» THE REQUEST
Please report every line of the listing that contains the word "nhiều", copying each one in full.

## Begin RECORDS SUPPLIED

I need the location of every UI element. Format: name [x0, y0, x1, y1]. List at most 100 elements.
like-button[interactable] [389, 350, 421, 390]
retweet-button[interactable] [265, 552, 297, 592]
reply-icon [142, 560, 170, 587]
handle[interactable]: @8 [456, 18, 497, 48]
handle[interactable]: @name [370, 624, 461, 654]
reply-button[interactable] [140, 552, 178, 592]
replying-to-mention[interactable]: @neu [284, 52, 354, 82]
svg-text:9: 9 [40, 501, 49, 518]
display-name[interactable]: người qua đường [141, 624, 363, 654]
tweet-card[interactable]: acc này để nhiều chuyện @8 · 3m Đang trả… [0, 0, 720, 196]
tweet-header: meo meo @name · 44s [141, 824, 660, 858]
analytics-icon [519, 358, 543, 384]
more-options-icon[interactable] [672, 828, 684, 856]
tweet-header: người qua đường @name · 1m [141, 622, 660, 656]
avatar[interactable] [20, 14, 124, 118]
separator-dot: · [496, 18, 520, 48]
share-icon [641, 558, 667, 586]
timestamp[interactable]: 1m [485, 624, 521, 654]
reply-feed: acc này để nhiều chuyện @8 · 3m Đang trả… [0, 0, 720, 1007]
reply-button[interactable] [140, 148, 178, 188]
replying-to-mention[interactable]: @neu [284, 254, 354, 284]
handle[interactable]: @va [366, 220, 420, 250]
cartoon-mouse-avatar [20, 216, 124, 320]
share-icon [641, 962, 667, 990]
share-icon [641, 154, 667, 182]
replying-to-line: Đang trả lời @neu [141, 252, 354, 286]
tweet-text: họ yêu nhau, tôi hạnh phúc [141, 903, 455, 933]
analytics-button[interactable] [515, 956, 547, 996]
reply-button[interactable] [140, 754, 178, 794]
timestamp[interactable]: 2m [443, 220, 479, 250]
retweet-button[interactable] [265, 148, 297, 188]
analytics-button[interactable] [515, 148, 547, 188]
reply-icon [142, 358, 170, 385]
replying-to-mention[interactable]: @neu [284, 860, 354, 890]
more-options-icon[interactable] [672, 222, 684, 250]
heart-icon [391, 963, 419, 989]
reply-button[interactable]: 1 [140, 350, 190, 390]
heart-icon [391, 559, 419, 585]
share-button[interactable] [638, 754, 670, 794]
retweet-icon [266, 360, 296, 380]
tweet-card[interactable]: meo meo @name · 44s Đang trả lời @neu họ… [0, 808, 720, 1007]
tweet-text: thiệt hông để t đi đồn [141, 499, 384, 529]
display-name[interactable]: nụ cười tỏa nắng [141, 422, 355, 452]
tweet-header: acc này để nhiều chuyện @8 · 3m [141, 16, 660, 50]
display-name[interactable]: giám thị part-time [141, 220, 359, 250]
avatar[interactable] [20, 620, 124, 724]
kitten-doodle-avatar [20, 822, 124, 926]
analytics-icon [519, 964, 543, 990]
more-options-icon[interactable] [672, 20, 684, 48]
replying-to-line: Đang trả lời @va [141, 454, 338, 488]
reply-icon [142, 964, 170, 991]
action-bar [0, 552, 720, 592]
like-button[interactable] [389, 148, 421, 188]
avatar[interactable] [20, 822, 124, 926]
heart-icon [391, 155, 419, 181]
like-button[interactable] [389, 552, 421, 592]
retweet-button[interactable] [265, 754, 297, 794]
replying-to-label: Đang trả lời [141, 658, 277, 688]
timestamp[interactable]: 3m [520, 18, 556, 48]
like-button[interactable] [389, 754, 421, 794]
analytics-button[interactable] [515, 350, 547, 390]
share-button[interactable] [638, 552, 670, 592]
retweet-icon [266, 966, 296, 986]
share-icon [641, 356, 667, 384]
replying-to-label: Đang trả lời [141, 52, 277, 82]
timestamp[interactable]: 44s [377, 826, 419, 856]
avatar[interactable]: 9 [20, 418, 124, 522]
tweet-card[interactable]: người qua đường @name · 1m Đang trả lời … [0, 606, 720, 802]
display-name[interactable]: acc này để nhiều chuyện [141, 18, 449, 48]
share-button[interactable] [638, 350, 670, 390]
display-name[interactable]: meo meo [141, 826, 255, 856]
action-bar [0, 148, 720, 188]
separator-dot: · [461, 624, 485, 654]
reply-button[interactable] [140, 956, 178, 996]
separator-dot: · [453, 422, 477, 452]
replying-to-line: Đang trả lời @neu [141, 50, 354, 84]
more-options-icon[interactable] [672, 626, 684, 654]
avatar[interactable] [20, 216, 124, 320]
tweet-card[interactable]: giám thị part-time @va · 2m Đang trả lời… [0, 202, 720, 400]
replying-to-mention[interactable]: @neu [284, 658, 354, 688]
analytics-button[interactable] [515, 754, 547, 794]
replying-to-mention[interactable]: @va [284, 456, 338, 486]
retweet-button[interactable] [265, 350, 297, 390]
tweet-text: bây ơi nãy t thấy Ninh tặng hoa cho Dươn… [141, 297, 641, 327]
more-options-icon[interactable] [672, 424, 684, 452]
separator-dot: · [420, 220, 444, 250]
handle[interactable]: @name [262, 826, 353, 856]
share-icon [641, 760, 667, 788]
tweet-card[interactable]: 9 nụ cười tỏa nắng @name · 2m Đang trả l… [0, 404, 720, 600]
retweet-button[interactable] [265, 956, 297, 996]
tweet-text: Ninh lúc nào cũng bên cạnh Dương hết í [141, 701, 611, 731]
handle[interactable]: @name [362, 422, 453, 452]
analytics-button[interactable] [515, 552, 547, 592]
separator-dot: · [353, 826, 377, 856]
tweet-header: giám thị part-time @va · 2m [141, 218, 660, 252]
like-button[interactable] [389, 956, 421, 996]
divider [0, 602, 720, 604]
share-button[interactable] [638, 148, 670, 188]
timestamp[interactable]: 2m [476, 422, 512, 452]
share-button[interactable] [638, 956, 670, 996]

## End RECORDS SUPPLIED

» ANSWER TO THIS TASK
tweet-card[interactable]: acc này để nhiều chuyện @8 · 3m Đang trả… [0, 0, 720, 196]
reply-feed: acc này để nhiều chuyện @8 · 3m Đang trả… [0, 0, 720, 1007]
tweet-header: acc này để nhiều chuyện @8 · 3m [141, 16, 660, 50]
display-name[interactable]: acc này để nhiều chuyện [141, 18, 449, 48]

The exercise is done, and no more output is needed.